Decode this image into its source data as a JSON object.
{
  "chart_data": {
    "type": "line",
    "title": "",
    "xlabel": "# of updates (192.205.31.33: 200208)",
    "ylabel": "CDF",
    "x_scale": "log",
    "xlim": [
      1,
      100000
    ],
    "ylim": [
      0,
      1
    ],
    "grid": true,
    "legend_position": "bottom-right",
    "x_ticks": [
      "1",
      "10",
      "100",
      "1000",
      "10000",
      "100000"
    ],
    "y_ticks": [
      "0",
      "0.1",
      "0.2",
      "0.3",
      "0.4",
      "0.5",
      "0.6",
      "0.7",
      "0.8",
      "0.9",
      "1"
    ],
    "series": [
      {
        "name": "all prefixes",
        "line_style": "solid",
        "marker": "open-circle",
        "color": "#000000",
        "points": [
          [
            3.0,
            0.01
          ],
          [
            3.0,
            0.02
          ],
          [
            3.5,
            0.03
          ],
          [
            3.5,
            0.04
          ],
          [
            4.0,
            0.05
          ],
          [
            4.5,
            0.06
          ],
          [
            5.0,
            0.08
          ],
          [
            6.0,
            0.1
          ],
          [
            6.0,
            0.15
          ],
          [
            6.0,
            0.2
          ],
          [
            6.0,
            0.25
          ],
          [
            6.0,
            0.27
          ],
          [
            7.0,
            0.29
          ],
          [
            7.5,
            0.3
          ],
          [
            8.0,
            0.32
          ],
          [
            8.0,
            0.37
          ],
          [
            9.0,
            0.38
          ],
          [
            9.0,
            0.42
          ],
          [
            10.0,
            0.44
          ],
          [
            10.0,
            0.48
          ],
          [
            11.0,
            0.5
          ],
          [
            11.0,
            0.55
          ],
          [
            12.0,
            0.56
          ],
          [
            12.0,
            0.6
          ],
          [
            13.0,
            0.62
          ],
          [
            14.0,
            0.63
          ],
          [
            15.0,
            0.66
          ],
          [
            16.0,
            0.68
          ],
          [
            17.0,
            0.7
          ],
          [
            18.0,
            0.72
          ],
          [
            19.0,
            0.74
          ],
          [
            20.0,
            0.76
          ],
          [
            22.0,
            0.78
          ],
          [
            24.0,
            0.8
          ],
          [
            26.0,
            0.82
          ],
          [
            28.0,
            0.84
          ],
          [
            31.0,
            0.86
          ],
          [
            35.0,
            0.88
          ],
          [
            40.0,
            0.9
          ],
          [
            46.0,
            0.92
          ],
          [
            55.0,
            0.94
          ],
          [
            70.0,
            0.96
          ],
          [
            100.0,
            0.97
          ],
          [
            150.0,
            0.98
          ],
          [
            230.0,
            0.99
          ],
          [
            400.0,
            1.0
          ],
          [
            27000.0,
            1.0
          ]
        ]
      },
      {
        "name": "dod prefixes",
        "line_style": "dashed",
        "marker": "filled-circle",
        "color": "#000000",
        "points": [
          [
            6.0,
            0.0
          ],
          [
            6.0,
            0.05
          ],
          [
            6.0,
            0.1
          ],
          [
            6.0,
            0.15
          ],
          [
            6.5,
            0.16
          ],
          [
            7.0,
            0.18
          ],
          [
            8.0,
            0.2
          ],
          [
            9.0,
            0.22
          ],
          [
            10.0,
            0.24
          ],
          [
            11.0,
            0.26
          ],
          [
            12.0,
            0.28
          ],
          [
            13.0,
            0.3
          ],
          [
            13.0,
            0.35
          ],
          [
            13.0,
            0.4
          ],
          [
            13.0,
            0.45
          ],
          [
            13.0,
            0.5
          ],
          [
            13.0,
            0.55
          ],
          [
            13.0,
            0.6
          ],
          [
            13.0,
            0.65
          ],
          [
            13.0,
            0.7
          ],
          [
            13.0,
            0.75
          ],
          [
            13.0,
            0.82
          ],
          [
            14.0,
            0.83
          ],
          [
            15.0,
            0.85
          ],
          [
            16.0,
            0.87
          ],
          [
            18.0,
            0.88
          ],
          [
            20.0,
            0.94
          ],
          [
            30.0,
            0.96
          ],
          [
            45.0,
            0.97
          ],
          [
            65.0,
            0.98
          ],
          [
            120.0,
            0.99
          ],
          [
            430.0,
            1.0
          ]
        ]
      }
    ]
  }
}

Exercise requirements: Show every line of the listing in which the string "prefixes" can be found.

Written answer:
        "name": "all prefixes",
        "name": "dod prefixes",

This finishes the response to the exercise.